_TASK TO CARRY OUT:_ Tally the lines containing the word "Adam" and give the total alone.

_ROWS:_
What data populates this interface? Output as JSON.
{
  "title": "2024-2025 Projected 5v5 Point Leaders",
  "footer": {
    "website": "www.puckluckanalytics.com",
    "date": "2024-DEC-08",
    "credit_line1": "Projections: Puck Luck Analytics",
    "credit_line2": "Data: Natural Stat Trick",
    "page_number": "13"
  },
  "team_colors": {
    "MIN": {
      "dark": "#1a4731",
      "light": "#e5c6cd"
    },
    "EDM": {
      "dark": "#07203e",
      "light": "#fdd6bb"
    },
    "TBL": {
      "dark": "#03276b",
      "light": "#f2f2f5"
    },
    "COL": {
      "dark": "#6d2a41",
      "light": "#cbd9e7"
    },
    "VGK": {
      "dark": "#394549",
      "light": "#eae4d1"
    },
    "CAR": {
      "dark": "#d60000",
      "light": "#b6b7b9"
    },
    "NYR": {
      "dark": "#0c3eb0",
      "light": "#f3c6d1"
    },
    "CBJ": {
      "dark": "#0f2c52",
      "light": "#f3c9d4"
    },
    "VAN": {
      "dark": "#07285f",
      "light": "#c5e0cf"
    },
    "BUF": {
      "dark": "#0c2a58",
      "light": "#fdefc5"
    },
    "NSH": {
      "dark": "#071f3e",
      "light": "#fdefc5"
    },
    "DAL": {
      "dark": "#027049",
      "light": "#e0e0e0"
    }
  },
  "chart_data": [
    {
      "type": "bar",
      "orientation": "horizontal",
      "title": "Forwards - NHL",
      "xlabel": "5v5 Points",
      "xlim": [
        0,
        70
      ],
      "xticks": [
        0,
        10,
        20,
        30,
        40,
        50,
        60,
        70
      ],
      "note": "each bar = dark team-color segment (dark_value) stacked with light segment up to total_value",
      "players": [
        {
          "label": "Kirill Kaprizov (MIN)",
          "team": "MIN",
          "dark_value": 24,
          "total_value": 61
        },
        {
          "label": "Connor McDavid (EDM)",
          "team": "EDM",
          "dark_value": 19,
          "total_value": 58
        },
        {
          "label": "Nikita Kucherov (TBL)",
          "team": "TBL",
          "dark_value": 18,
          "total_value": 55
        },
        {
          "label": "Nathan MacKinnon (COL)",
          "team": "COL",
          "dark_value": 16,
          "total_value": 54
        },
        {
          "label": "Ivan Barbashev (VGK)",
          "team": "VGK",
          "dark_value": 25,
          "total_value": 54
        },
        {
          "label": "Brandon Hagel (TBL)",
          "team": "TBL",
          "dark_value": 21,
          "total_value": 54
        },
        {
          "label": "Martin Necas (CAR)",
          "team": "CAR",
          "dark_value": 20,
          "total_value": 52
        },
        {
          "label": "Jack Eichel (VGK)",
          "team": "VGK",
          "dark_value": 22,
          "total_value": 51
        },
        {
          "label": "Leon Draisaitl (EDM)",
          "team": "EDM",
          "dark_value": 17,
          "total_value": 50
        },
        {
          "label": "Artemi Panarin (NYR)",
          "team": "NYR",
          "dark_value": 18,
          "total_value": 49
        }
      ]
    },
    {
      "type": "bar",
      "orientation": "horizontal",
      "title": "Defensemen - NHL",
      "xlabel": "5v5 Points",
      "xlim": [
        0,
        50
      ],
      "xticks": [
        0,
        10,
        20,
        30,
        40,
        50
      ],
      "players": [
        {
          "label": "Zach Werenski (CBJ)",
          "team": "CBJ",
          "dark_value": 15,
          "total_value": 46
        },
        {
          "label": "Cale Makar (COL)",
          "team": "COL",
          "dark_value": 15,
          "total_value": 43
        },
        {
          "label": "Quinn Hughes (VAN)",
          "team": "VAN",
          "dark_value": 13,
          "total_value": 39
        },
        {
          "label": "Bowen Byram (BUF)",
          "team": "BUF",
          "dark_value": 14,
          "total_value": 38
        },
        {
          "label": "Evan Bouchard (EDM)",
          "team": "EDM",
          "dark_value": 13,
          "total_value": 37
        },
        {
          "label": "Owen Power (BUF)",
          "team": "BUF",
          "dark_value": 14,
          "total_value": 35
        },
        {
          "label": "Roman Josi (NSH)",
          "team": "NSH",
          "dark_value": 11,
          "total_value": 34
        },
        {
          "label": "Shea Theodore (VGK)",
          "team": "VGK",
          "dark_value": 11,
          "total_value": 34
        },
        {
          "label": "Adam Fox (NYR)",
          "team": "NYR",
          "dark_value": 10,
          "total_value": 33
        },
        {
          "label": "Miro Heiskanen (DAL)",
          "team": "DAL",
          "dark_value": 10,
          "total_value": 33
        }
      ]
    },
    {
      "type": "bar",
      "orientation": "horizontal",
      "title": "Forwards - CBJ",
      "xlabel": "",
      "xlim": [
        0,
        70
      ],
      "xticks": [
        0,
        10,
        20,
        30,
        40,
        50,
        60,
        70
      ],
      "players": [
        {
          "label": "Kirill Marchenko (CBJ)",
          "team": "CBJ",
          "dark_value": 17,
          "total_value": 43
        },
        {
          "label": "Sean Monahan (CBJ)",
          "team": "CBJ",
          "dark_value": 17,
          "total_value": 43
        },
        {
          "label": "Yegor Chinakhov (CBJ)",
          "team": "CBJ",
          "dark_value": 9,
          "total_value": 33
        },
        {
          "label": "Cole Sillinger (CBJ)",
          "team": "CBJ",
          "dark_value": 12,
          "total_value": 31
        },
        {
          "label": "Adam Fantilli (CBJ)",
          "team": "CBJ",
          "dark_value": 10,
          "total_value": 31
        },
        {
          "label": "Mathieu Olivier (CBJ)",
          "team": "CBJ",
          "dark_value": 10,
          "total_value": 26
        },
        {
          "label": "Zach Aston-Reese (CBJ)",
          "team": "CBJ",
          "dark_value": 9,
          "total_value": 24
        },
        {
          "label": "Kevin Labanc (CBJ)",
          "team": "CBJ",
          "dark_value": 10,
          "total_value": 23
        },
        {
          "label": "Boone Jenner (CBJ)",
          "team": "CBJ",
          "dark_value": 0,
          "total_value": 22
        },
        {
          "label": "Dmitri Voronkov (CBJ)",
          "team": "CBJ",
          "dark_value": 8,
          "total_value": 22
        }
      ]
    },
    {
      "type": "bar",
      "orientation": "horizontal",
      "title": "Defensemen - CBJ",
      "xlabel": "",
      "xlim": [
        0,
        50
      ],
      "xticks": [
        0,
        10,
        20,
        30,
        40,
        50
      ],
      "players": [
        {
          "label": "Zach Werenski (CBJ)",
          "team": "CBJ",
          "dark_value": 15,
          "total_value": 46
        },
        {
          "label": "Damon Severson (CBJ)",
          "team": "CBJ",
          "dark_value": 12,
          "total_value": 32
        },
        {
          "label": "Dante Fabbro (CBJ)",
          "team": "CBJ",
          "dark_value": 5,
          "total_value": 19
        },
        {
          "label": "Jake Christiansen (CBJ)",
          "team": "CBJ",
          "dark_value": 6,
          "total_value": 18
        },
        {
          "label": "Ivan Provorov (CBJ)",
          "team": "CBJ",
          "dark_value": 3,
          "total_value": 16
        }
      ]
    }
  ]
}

_THE RESPONSE:_ 2